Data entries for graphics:
________________

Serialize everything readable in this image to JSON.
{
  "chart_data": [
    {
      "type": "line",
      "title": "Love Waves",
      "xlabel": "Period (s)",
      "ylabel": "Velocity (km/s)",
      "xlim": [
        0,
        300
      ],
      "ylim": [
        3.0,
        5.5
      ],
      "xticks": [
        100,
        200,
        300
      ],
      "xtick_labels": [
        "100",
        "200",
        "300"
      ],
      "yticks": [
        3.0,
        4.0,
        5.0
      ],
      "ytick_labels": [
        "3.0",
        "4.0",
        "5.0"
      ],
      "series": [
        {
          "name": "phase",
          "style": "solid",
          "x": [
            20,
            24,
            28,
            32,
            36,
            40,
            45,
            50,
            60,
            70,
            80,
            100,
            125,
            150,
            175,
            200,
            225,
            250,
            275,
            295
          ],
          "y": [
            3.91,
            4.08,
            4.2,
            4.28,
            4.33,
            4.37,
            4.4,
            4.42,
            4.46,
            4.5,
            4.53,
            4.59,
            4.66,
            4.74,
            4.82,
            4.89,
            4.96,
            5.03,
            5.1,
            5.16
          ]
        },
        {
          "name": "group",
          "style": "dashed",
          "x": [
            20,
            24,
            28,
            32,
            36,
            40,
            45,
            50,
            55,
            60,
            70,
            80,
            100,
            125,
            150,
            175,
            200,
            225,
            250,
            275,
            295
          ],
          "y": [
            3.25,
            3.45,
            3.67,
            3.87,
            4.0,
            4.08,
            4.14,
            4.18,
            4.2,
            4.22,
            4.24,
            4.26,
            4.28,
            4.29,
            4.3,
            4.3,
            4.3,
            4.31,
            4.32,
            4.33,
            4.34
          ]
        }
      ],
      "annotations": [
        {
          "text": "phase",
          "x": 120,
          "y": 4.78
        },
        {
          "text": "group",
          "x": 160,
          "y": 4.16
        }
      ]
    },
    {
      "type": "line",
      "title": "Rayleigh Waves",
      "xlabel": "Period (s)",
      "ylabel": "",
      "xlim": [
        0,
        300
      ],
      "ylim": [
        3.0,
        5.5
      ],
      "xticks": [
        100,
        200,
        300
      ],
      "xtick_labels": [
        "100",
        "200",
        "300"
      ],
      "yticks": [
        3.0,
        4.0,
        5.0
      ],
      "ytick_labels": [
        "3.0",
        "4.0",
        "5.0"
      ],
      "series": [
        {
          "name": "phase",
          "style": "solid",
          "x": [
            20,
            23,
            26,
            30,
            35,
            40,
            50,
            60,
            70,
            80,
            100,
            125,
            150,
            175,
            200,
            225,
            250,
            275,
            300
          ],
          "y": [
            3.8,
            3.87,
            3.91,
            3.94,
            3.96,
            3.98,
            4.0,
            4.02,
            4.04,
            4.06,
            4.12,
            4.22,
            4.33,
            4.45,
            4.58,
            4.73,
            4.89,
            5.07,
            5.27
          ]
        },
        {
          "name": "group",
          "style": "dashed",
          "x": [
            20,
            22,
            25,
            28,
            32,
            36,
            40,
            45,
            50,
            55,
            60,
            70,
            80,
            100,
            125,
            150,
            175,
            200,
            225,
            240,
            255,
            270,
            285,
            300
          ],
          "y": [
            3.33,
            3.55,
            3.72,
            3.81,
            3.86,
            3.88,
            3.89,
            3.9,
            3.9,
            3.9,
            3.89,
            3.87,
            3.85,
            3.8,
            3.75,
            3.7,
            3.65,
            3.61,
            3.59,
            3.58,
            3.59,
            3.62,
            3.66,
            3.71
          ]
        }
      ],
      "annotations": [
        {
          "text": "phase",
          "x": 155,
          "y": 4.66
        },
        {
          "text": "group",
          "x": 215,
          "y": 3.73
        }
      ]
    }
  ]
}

________________

Short problem:
Reproduce the whole listing word for word.

The solution:
Serialize everything readable in this image to JSON.
{
  "chart_data": [
    {
      "type": "line",
      "title": "Love Waves",
      "xlabel": "Period (s)",
      "ylabel": "Velocity (km/s)",
      "xlim": [
        0,
        300
      ],
      "ylim": [
        3.0,
        5.5
      ],
      "xticks": [
        100,
        200,
        300
      ],
      "xtick_labels": [
        "100",
        "200",
        "300"
      ],
      "yticks": [
        3.0,
        4.0,
        5.0
      ],
      "ytick_labels": [
        "3.0",
        "4.0",
        "5.0"
      ],
      "series": [
        {
          "name": "phase",
          "style": "solid",
          "x": [
            20,
            24,
            28,
            32,
            36,
            40,
            45,
            50,
            60,
            70,
            80,
            100,
            125,
            150,
            175,
            200,
            225,
            250,
            275,
            295
          ],
          "y": [
            3.91,
            4.08,
            4.2,
            4.28,
            4.33,
            4.37,
            4.4,
            4.42,
            4.46,
            4.5,
            4.53,
            4.59,
            4.66,
            4.74,
            4.82,
            4.89,
            4.96,
            5.03,
            5.1,
            5.16
          ]
        },
        {
          "name": "group",
          "style": "dashed",
          "x": [
            20,
            24,
            28,
            32,
            36,
            40,
            45,
            50,
            55,
            60,
            70,
            80,
            100,
            125,
            150,
            175,
            200,
            225,
            250,
            275,
            295
          ],
          "y": [
            3.25,
            3.45,
            3.67,
            3.87,
            4.0,
            4.08,
            4.14,
            4.18,
            4.2,
            4.22,
            4.24,
            4.26,
            4.28,
            4.29,
            4.3,
            4.3,
            4.3,
            4.31,
            4.32,
            4.33,
            4.34
          ]
        }
      ],
      "annotations": [
        {
          "text": "phase",
          "x": 120,
          "y": 4.78
        },
        {
          "text": "group",
          "x": 160,
          "y": 4.16
        }
      ]
    },
    {
      "type": "line",
      "title": "Rayleigh Waves",
      "xlabel": "Period (s)",
      "ylabel": "",
      "xlim": [
        0,
        300
      ],
      "ylim": [
        3.0,
        5.5
      ],
      "xticks": [
        100,
        200,
        300
      ],
      "xtick_labels": [
        "100",
        "200",
        "300"
      ],
      "yticks": [
        3.0,
        4.0,
        5.0
      ],
      "ytick_labels": [
        "3.0",
        "4.0",
        "5.0"
      ],
      "series": [
        {
          "name": "phase",
          "style": "solid",
          "x": [
            20,
            23,
            26,
            30,
            35,
            40,
            50,
            60,
            70,
            80,
            100,
            125,
            150,
            175,
            200,
            225,
            250,
            275,
            300
          ],
          "y": [
            3.8,
            3.87,
            3.91,
            3.94,
            3.96,
            3.98,
            4.0,
            4.02,
            4.04,
            4.06,
            4.12,
            4.22,
            4.33,
            4.45,
            4.58,
            4.73,
            4.89,
            5.07,
            5.27
          ]
        },
        {
          "name": "group",
          "style": "dashed",
          "x": [
            20,
            22,
            25,
            28,
            32,
            36,
            40,
            45,
            50,
            55,
            60,
            70,
            80,
            100,
            125,
            150,
            175,
            200,
            225,
            240,
            255,
            270,
            285,
            300
          ],
          "y": [
            3.33,
            3.55,
            3.72,
            3.81,
            3.86,
            3.88,
            3.89,
            3.9,
            3.9,
            3.9,
            3.89,
            3.87,
            3.85,
            3.8,
            3.75,
            3.7,
            3.65,
            3.61,
            3.59,
            3.58,
            3.59,
            3.62,
            3.66,
            3.71
          ]
        }
      ],
      "annotations": [
        {
          "text": "phase",
          "x": 155,
          "y": 4.66
        },
        {
          "text": "group",
          "x": 215,
          "y": 3.73
        }
      ]
    }
  ]
}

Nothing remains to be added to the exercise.